Fakta yang terjadi malah sebaliknya, bukannya menambah lapangan kerja, justru negara saat ini tengah berada dalam keadaan terpuruk karena badai PHK yang melanda dan terjadi di industri tekstil termasuk ke dalam sektor manufaktur. Perusahaan yang bergerak dalam hal teknologi atau start up juga ikut mengurangi karyawannya dengan alasan efisiensi. Maka sangat wajar jika masyarakat mempertimbangkan untuk bekerja di luar negeri sekalipun harus jauh dari keluarga dan tempat kelahirannya.

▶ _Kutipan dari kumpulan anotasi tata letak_
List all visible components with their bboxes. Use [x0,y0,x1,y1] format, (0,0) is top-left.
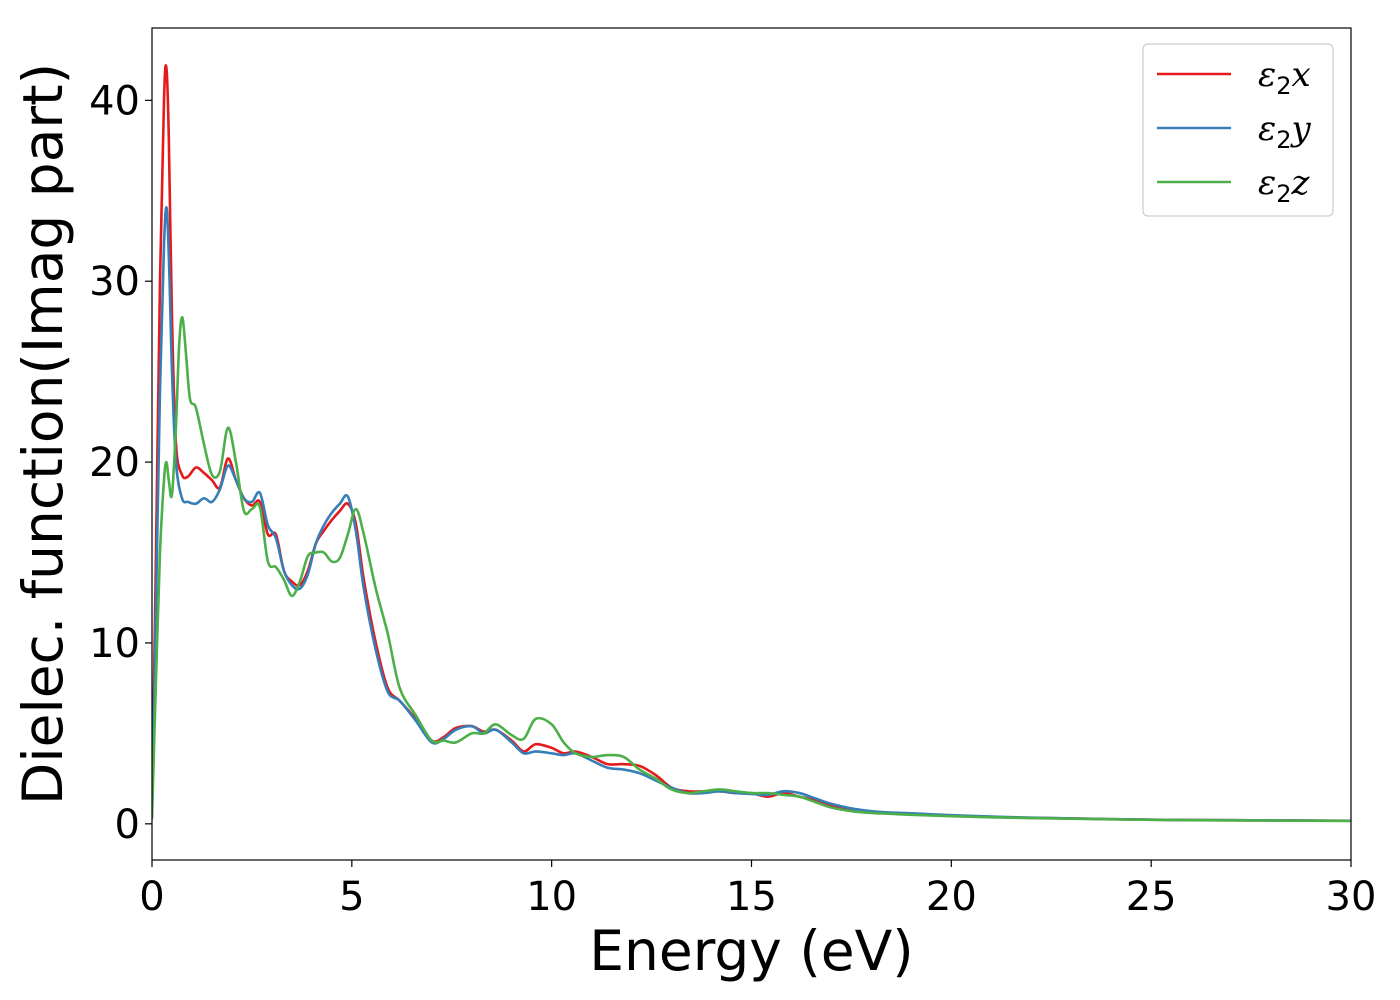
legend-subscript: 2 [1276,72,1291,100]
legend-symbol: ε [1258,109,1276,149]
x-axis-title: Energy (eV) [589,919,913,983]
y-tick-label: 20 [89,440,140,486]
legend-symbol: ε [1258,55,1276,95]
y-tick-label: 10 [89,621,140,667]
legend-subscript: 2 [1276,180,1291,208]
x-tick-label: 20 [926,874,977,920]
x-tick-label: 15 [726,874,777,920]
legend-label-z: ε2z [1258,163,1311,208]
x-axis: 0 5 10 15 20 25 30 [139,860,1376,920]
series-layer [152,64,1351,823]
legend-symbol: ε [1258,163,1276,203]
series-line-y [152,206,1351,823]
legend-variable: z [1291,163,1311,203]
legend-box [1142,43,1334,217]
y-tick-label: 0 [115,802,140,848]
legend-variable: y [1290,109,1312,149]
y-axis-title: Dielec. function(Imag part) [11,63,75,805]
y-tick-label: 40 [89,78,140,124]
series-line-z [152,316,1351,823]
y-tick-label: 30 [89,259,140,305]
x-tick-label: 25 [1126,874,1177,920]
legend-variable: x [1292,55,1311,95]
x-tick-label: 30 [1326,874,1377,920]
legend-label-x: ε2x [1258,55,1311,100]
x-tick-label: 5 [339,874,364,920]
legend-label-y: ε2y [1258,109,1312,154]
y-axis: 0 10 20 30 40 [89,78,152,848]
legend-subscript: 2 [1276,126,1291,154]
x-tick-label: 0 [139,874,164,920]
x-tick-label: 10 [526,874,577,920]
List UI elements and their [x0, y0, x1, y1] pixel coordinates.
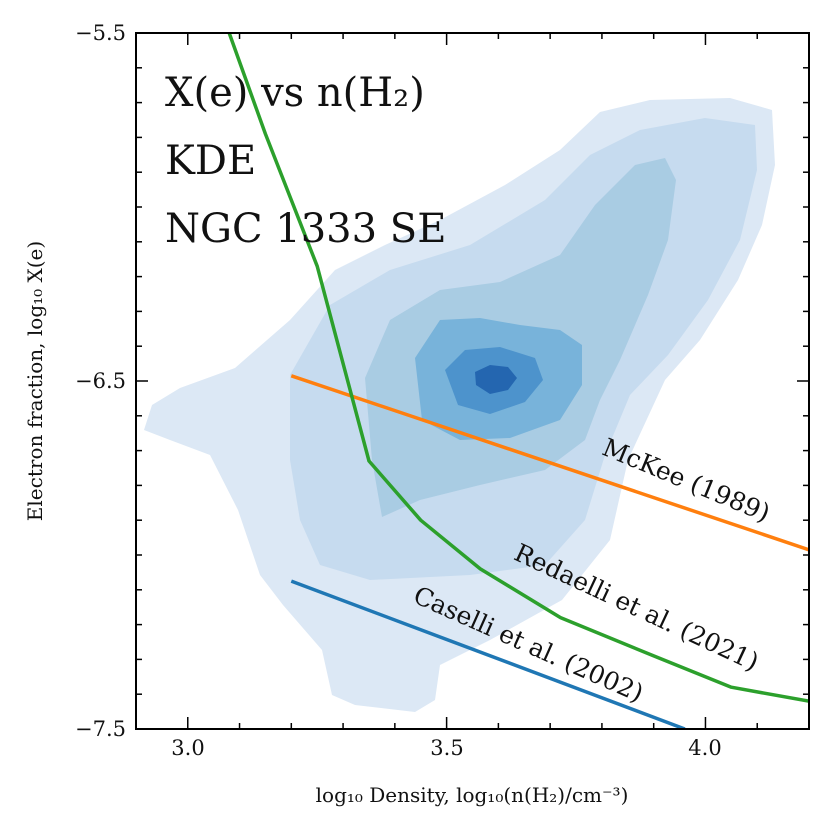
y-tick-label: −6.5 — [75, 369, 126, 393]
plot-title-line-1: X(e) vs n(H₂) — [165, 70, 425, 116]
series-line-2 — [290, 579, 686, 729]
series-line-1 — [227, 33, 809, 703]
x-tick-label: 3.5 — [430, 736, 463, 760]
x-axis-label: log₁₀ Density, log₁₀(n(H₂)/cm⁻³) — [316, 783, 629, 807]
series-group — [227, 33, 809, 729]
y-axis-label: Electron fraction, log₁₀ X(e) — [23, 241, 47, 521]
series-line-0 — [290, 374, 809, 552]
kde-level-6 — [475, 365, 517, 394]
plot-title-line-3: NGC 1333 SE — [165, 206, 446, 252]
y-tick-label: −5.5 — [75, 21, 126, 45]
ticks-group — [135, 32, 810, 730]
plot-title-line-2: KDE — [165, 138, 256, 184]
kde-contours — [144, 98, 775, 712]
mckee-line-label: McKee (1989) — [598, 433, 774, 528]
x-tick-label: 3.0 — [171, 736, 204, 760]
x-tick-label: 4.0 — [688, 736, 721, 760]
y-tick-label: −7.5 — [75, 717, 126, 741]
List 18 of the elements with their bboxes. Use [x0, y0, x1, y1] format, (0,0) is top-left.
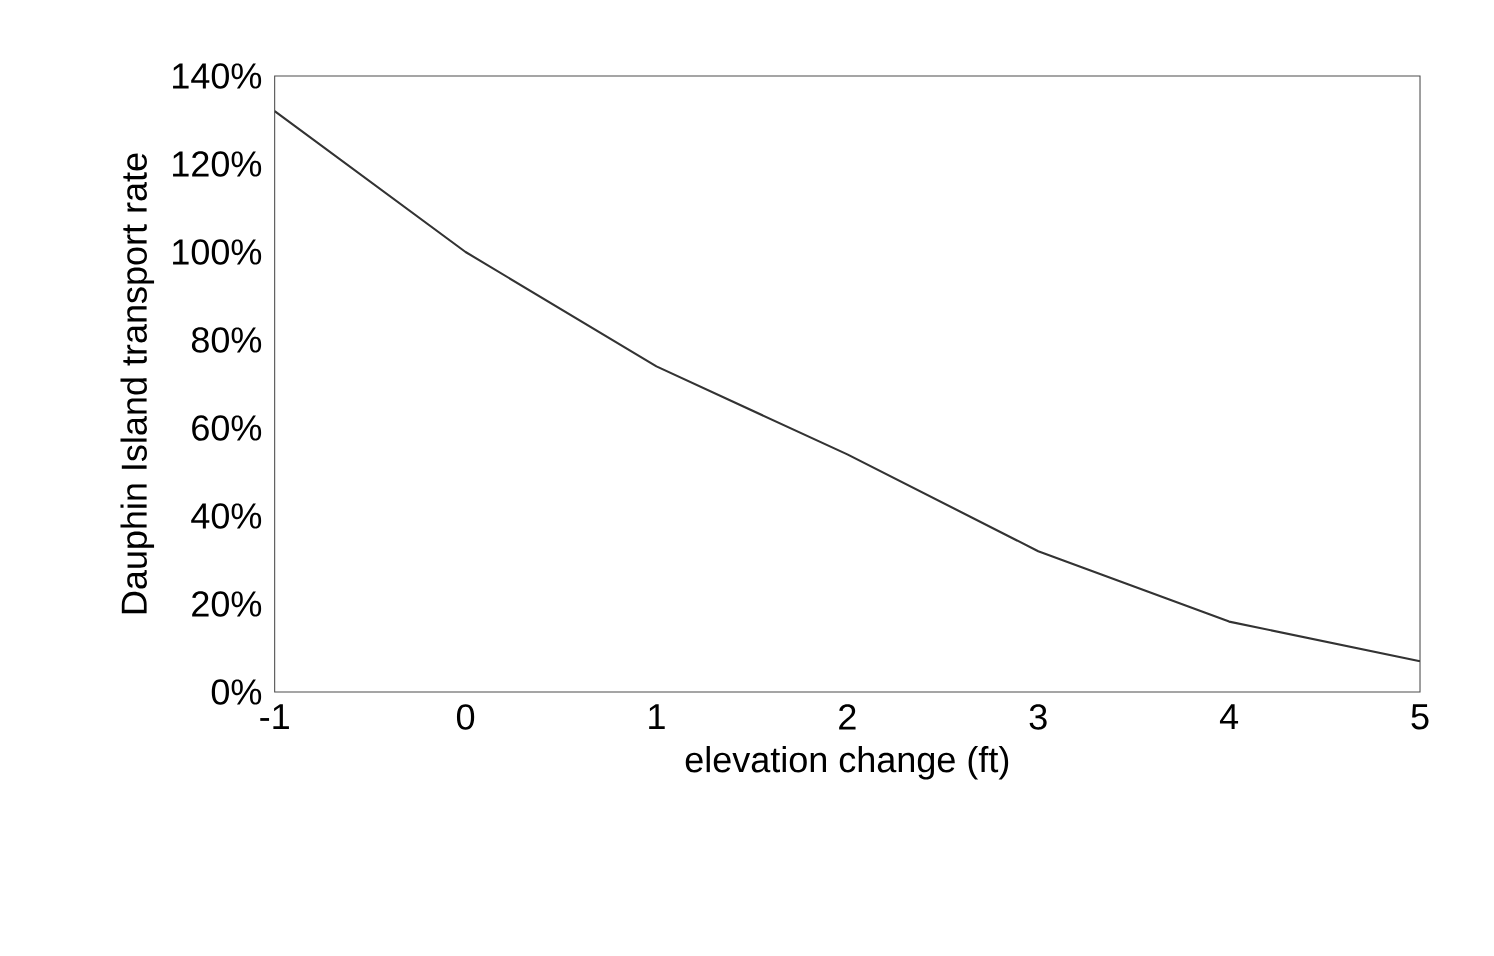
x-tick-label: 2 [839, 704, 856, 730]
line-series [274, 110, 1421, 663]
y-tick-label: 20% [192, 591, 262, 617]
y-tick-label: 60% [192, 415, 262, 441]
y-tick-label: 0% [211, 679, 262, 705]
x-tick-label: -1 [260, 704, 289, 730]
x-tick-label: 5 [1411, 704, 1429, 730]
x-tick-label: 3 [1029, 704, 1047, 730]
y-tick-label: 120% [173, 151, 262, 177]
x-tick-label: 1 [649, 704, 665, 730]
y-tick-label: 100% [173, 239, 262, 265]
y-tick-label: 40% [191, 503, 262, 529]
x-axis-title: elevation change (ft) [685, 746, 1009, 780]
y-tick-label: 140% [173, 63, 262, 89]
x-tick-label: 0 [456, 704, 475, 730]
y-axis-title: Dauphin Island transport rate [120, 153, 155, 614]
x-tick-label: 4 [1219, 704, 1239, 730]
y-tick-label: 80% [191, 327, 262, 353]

▶ _SOAL YANG DIBERIKAN 1_
Tuliskan kembali dengan tepat bagian kutipan tentang PHK dari "Fakta yang terjadi" sampai "dan tempat kelahirannya.".
▶ _SOAL YANG DIBERIKAN 2_
Menurut kutipan tentang PHK, alasan apa yang dipakai perusahaan teknologi atau start up untuk mengurangi karyawannya?
▶ _SOAL YANG DIBERIKAN 3_
Terjemahkan kalimat berikut dari kutipan tentang PHK ke dalam bahasa Inggris: "Perusahaan yang bergerak dalam hal teknologi atau start up juga ikut mengurangi karyawannya dengan alasan efisiensi."

▶ _JAWABAN TUGAS 1_
Fakta yang terjadi malah sebaliknya, bukannya menambah lapangan kerja, justru negara saat ini tengah berada dalam keadaan terpuruk karena badai PHK yang melanda dan terjadi di industri tekstil termasuk ke dalam sektor manufaktur. Perusahaan yang bergerak dalam hal teknologi atau start up juga ikut mengurangi karyawannya dengan alasan efisiensi. Maka sangat wajar jika masyarakat mempertimbangkan untuk bekerja di luar negeri sekalipun harus jauh dari keluarga dan tempat kelahirannya.

▶ _JAWABAN TUGAS 2_
Alasan efisiensi.

▶ _JAWABAN TUGAS 3_
Companies operating in technology, or start-ups, have also been cutting their employees, citing efficiency.